To be done: Go through the entries and transcribe each one exactly, dropping the pictures.

--- Begin ---

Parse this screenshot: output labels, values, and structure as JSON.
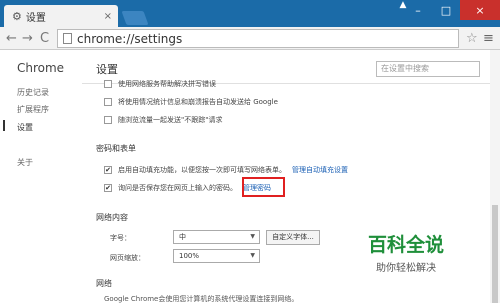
{
  "tab": {
    "title": "设置",
    "close": "×"
  },
  "window": {
    "min": "–",
    "max": "□",
    "close": "×",
    "user": "▲"
  },
  "toolbar": {
    "back": "←",
    "forward": "→",
    "reload": "C",
    "url": "chrome://settings",
    "star": "☆",
    "menu": "≡"
  },
  "sidebar": {
    "brand": "Chrome",
    "items": [
      "历史记录",
      "扩展程序",
      "设置",
      "关于"
    ]
  },
  "main": {
    "title": "设置",
    "search_placeholder": "在设置中搜索",
    "privacy_rows": [
      {
        "text": "使用网络服务帮助解决拼写错误",
        "checked": false
      },
      {
        "text": "将使用情况统计信息和崩溃报告自动发送给 Google",
        "checked": false
      },
      {
        "text": "随浏览流量一起发送\"不跟踪\"请求",
        "checked": false
      }
    ],
    "password_section": "密码和表单",
    "autofill_row": {
      "text": "启用自动填充功能，以便您按一次即可填写网络表单。",
      "link": "管理自动填充设置",
      "checked": true
    },
    "password_row": {
      "text": "询问是否保存您在网页上输入的密码。",
      "link": "管理密码",
      "checked": true
    },
    "web_content_section": "网络内容",
    "font_size_label": "字号：",
    "font_size_value": "中",
    "custom_font_button": "自定义字体...",
    "zoom_label": "网页缩放：",
    "zoom_value": "100%",
    "network_section": "网络",
    "network_text": "Google Chrome会使用您计算机的系统代理设置连接到网络。"
  },
  "watermark": {
    "big": "百科全说",
    "small": "助你轻松解决"
  },
  "colors": {
    "titlebar": "#1b6ba8",
    "highlight": "#e02020",
    "link": "#1a5fb4",
    "watermark": "#1f8f3a"
  }
}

--- End ---

Answer for this exercise:
Parse this screenshot: output labels, values, and structure as JSON.
{
  "tab": {
    "title": "设置",
    "close": "×"
  },
  "window": {
    "min": "–",
    "max": "□",
    "close": "×",
    "user": "▲"
  },
  "toolbar": {
    "back": "←",
    "forward": "→",
    "reload": "C",
    "url": "chrome://settings",
    "star": "☆",
    "menu": "≡"
  },
  "sidebar": {
    "brand": "Chrome",
    "items": [
      "历史记录",
      "扩展程序",
      "设置",
      "关于"
    ]
  },
  "main": {
    "title": "设置",
    "search_placeholder": "在设置中搜索",
    "privacy_rows": [
      {
        "text": "使用网络服务帮助解决拼写错误",
        "checked": false
      },
      {
        "text": "将使用情况统计信息和崩溃报告自动发送给 Google",
        "checked": false
      },
      {
        "text": "随浏览流量一起发送\"不跟踪\"请求",
        "checked": false
      }
    ],
    "password_section": "密码和表单",
    "autofill_row": {
      "text": "启用自动填充功能，以便您按一次即可填写网络表单。",
      "link": "管理自动填充设置",
      "checked": true
    },
    "password_row": {
      "text": "询问是否保存您在网页上输入的密码。",
      "link": "管理密码",
      "checked": true
    },
    "web_content_section": "网络内容",
    "font_size_label": "字号：",
    "font_size_value": "中",
    "custom_font_button": "自定义字体...",
    "zoom_label": "网页缩放：",
    "zoom_value": "100%",
    "network_section": "网络",
    "network_text": "Google Chrome会使用您计算机的系统代理设置连接到网络。"
  },
  "watermark": {
    "big": "百科全说",
    "small": "助你轻松解决"
  },
  "colors": {
    "titlebar": "#1b6ba8",
    "highlight": "#e02020",
    "link": "#1a5fb4",
    "watermark": "#1f8f3a"
  }
}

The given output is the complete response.